#### Entries supplied:
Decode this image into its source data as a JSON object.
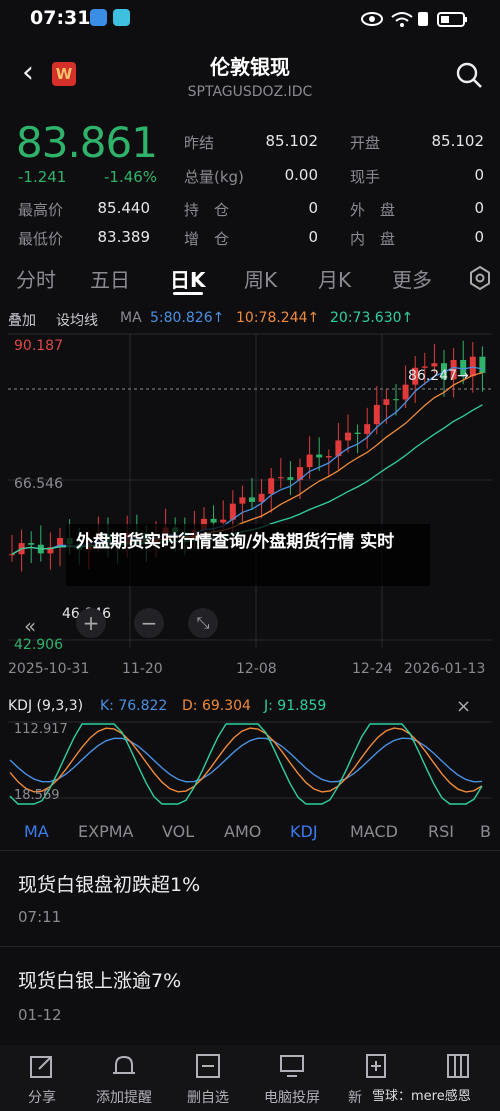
{
  "status": {
    "time": "07:31"
  },
  "header": {
    "title": "伦敦银现",
    "code": "SPTAGUSDOZ.IDC",
    "logo": "W"
  },
  "quote": {
    "price": "83.861",
    "change": "-1.241",
    "change_pct": "-1.46%",
    "stats": [
      {
        "label": "昨结",
        "value": "85.102"
      },
      {
        "label": "开盘",
        "value": "85.102"
      },
      {
        "label": "总量(kg)",
        "value": "0.00"
      },
      {
        "label": "现手",
        "value": "0"
      },
      {
        "label": "最高价",
        "value": "85.440"
      },
      {
        "label": "持　仓",
        "value": "0"
      },
      {
        "label": "外　盘",
        "value": "0"
      },
      {
        "label": "最低价",
        "value": "83.389"
      },
      {
        "label": "增　仓",
        "value": "0"
      },
      {
        "label": "内　盘",
        "value": "0"
      }
    ]
  },
  "tabs": [
    "分时",
    "五日",
    "日K",
    "周K",
    "月K",
    "更多"
  ],
  "ma_bar": {
    "overlay": "叠加",
    "setting": "设均线",
    "ma": "MA",
    "ma5": "5:80.826↑",
    "ma10": "10:78.244↑",
    "ma20": "20:73.630↑"
  },
  "chart_data": {
    "type": "candlestick",
    "y_ticks": [
      "90.187",
      "66.546",
      "42.906"
    ],
    "price_line_label": "86.247→",
    "low_label": "46.846",
    "x_ticks": [
      "2025-10-31",
      "11-20",
      "12-08",
      "12-24",
      "2026-01-13"
    ],
    "ylim": [
      42.906,
      90.187
    ]
  },
  "kdj": {
    "name": "KDJ (9,3,3)",
    "k": "K: 76.822",
    "d": "D: 69.304",
    "j": "J: 91.859",
    "top": "112.917",
    "bottom": "18.569"
  },
  "indicators": [
    "MA",
    "EXPMA",
    "VOL",
    "AMO",
    "KDJ",
    "MACD",
    "RSI",
    "B"
  ],
  "news": [
    {
      "title": "现货白银盘初跌超1%",
      "time": "07:11"
    },
    {
      "title": "现货白银上涨逾7%",
      "time": "01-12"
    }
  ],
  "overlay": {
    "text": "外盘期货实时行情查询/外盘期货行情 实时"
  },
  "bottom_bar": [
    "分享",
    "添加提醒",
    "删自选",
    "电脑投屏",
    "新",
    "雪球"
  ],
  "watermark": "雪球：mere感恩",
  "colors": {
    "up": "#e03a3a",
    "down": "#2fb36b",
    "ma5": "#4a90e2",
    "ma10": "#f08a3a",
    "ma20": "#2fd0a0",
    "accent": "#3a7cf0"
  }
}
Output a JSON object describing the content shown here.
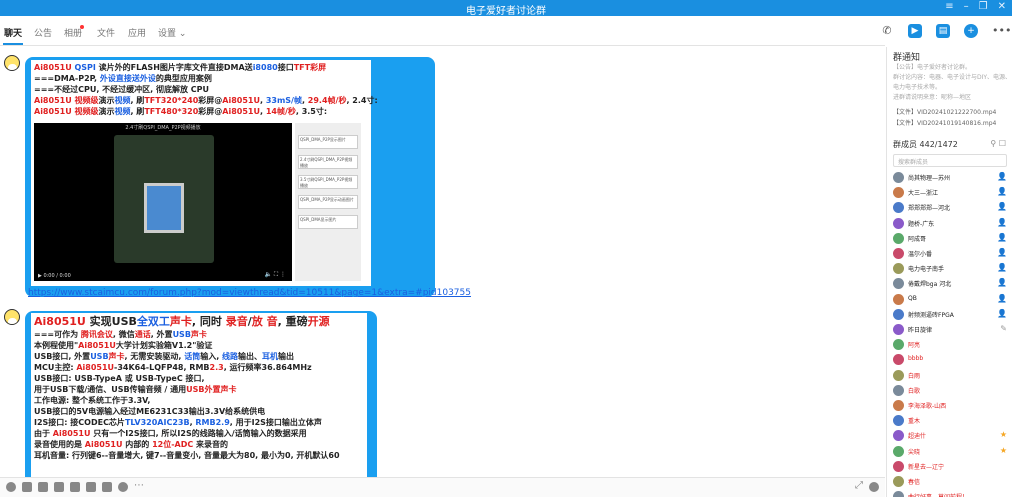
{
  "window": {
    "title": "电子爱好者讨论群",
    "controls": [
      "≡",
      "–",
      "❐",
      "✕"
    ]
  },
  "tabs": [
    {
      "label": "聊天",
      "active": true
    },
    {
      "label": "公告"
    },
    {
      "label": "相册"
    },
    {
      "label": "文件"
    },
    {
      "label": "应用"
    },
    {
      "label": "设置 ⌄"
    }
  ],
  "header_icons": [
    "phone-icon",
    "video-call-icon",
    "notes-icon",
    "add-icon",
    "more-icon"
  ],
  "message1": {
    "lines": [
      [
        [
          "r",
          "Ai8051U "
        ],
        [
          "b",
          "QSPI"
        ],
        [
          "k",
          " 读片外的FLASH图片字库文件直接DMA送"
        ],
        [
          "b",
          "i8080"
        ],
        [
          "k",
          "接口"
        ],
        [
          "r",
          "TFT彩屏"
        ]
      ],
      [
        [
          "k",
          "===DMA-P2P, "
        ],
        [
          "b",
          "外设直接送外设"
        ],
        [
          "k",
          "的典型应用案例"
        ]
      ],
      [
        [
          "k",
          "===不经过CPU, 不经过缓冲区, 彻底解放 CPU"
        ]
      ],
      [
        [
          "r",
          "Ai8051U 视频级"
        ],
        [
          "k",
          "演示"
        ],
        [
          "b",
          "视频"
        ],
        [
          "k",
          ", 刷"
        ],
        [
          "r",
          "TFT320*240"
        ],
        [
          "k",
          "彩屏@"
        ],
        [
          "r",
          "Ai8051U"
        ],
        [
          "k",
          ", "
        ],
        [
          "b",
          "33mS/帧"
        ],
        [
          "k",
          ", "
        ],
        [
          "r",
          "29.4帧/秒"
        ],
        [
          "k",
          ", 2.4寸:"
        ]
      ],
      [
        [
          "r",
          "Ai8051U 视频级"
        ],
        [
          "k",
          "演示"
        ],
        [
          "b",
          "视频"
        ],
        [
          "k",
          ", 刷"
        ],
        [
          "r",
          "TFT480*320"
        ],
        [
          "k",
          "彩屏@"
        ],
        [
          "r",
          "Ai8051U"
        ],
        [
          "k",
          ", "
        ],
        [
          "r",
          "14帧/秒"
        ],
        [
          "k",
          ", 3.5寸:"
        ]
      ]
    ],
    "video_title": "2.4寸刷QSPI_DMA_P2P视频播放",
    "video_time": "0:00 / 0:00",
    "playlist": [
      "QSPI_DMA_P2P显示图片",
      "2.4寸刷QSPI_DMA_P2P视频播放",
      "3.5寸刷QSPI_DMA_P2P视频播放",
      "QSPI_DMA_P2P显示动画图片",
      "QSPI_DMA显示图片"
    ],
    "link": "https://www.stcaimcu.com/forum.php?mod=viewthread&tid=10511&page=1&extra=#pid103755"
  },
  "message2": {
    "lines": [
      [
        [
          "r",
          "Ai8051U"
        ],
        [
          "k",
          " 实现USB"
        ],
        [
          "b",
          "全双工"
        ],
        [
          "r",
          "声卡"
        ],
        [
          "k",
          ", 同时 "
        ],
        [
          "r",
          "录音"
        ],
        [
          "k",
          "/"
        ],
        [
          "r",
          "放 音"
        ],
        [
          "k",
          ", 重磅"
        ],
        [
          "r",
          "开源"
        ]
      ],
      [
        [
          "k",
          "===可作为 "
        ],
        [
          "r",
          "腾讯会议"
        ],
        [
          "k",
          ", 微信"
        ],
        [
          "r",
          "通话"
        ],
        [
          "k",
          ", 外置"
        ],
        [
          "b",
          "USB"
        ],
        [
          "r",
          "声卡"
        ]
      ],
      [
        [
          "k",
          "本例程使用\""
        ],
        [
          "r",
          "Ai8051U"
        ],
        [
          "k",
          "大学计划实验箱V1.2\"验证"
        ]
      ],
      [
        [
          "k",
          "USB接口, 外置"
        ],
        [
          "b",
          "USB"
        ],
        [
          "r",
          "声卡"
        ],
        [
          "k",
          ", 无需安装驱动, "
        ],
        [
          "b",
          "话筒"
        ],
        [
          "k",
          "输入, "
        ],
        [
          "b",
          "线路"
        ],
        [
          "k",
          "输出、"
        ],
        [
          "b",
          "耳机"
        ],
        [
          "k",
          "输出"
        ]
      ],
      [
        [
          "k",
          "MCU主控:  "
        ],
        [
          "r",
          "Ai8051U"
        ],
        [
          "k",
          "-34K64-LQFP48, RMB"
        ],
        [
          "r",
          "2.3"
        ],
        [
          "k",
          ", 运行频率36.864MHz"
        ]
      ],
      [
        [
          "k",
          "USB接口:  USB-TypeA 或 USB-TypeC 接口,"
        ]
      ],
      [
        [
          "k",
          "               用于USB下载/通信、USB传输音频 / 通用"
        ],
        [
          "r",
          "USB外置声卡"
        ]
      ],
      [
        [
          "k",
          "工作电源:  整个系统工作于3.3V,"
        ]
      ],
      [
        [
          "k",
          "               USB接口的5V电源输入经过ME6231C33输出3.3V给系统供电"
        ]
      ],
      [
        [
          "k",
          "I2S接口:  接CODEC芯片"
        ],
        [
          "b",
          "TLV320AIC23B"
        ],
        [
          "k",
          ", "
        ],
        [
          "b",
          "RMB2.9"
        ],
        [
          "k",
          ", 用于I2S接口输出立体声"
        ]
      ],
      [
        [
          "k",
          "               由于 "
        ],
        [
          "r",
          "Ai8051U"
        ],
        [
          "k",
          " 只有一个I2S接口, 所以I2S的线路输入/话筒输入的数据采用"
        ]
      ],
      [
        [
          "k",
          "               录音使用的是 "
        ],
        [
          "r",
          "Ai8051U"
        ],
        [
          "k",
          " 内部的 "
        ],
        [
          "r",
          "12位-ADC"
        ],
        [
          "k",
          " 来录音的"
        ]
      ],
      [
        [
          "k",
          "耳机音量:  行列键6--音量增大, 键7--音量变小, 音量最大为80, 最小为0, 开机默认60"
        ]
      ]
    ]
  },
  "toolbar_icons": [
    "emoji-icon",
    "gif-icon",
    "screenshot-icon",
    "folder-icon",
    "file-icon",
    "image-icon",
    "voice-icon",
    "bell-icon",
    "more-icon"
  ],
  "sidebar": {
    "notice_title": "群通知",
    "notices": [
      "【公告】电子爱好者讨论群。",
      "群讨论内容：电器、电子设计与DIY、电源、",
      "电力电子技术等。",
      "进群请说明来意：昵称—地区",
      "【文件】VID20241021222700.mp4",
      "【文件】VID20241019140816.mp4"
    ],
    "members_title": "群成员 442/1472",
    "search_placeholder": "搜索群成员",
    "members": [
      {
        "name": "尚其物理—苏州",
        "badge": "owner"
      },
      {
        "name": "大三—浙江",
        "badge": "admin"
      },
      {
        "name": "郑郑郑郑—河北",
        "badge": "admin"
      },
      {
        "name": "题桥-广东",
        "badge": "admin"
      },
      {
        "name": "阿成哥",
        "badge": "admin"
      },
      {
        "name": "温尔小番",
        "badge": "admin"
      },
      {
        "name": "电力电子南手",
        "badge": "admin"
      },
      {
        "name": "倦戴焊bga 河北",
        "badge": "admin"
      },
      {
        "name": "QB",
        "badge": "admin"
      },
      {
        "name": "射频测逼砖FPGA",
        "badge": "admin"
      },
      {
        "name": "昨日旋律",
        "badge": "edit"
      },
      {
        "name": "阿亮",
        "color": "#e02020"
      },
      {
        "name": "bbbb",
        "color": "#e02020"
      },
      {
        "name": "白雨",
        "color": "#e02020"
      },
      {
        "name": "白歌",
        "color": "#e02020"
      },
      {
        "name": "李海泽歌-山西",
        "color": "#e02020"
      },
      {
        "name": "重木",
        "color": "#e02020"
      },
      {
        "name": "超迪什",
        "color": "#e02020",
        "badge": "star"
      },
      {
        "name": "尖晓",
        "color": "#e02020",
        "badge": "star"
      },
      {
        "name": "新星去—辽宁",
        "color": "#e02020"
      },
      {
        "name": "春信",
        "color": "#e02020"
      },
      {
        "name": "曲行好事、莫问前程！",
        "color": "#e02020"
      }
    ]
  },
  "colors": {
    "accent": "#1a8fe0",
    "red": "#e02020",
    "blue": "#1a5fe0",
    "bubble_band": "#1a9ff0"
  }
}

#### Task description:
Every line of the listing that holds "image" is to be counted; give only the resulting number.

#### Response to the exercise:
2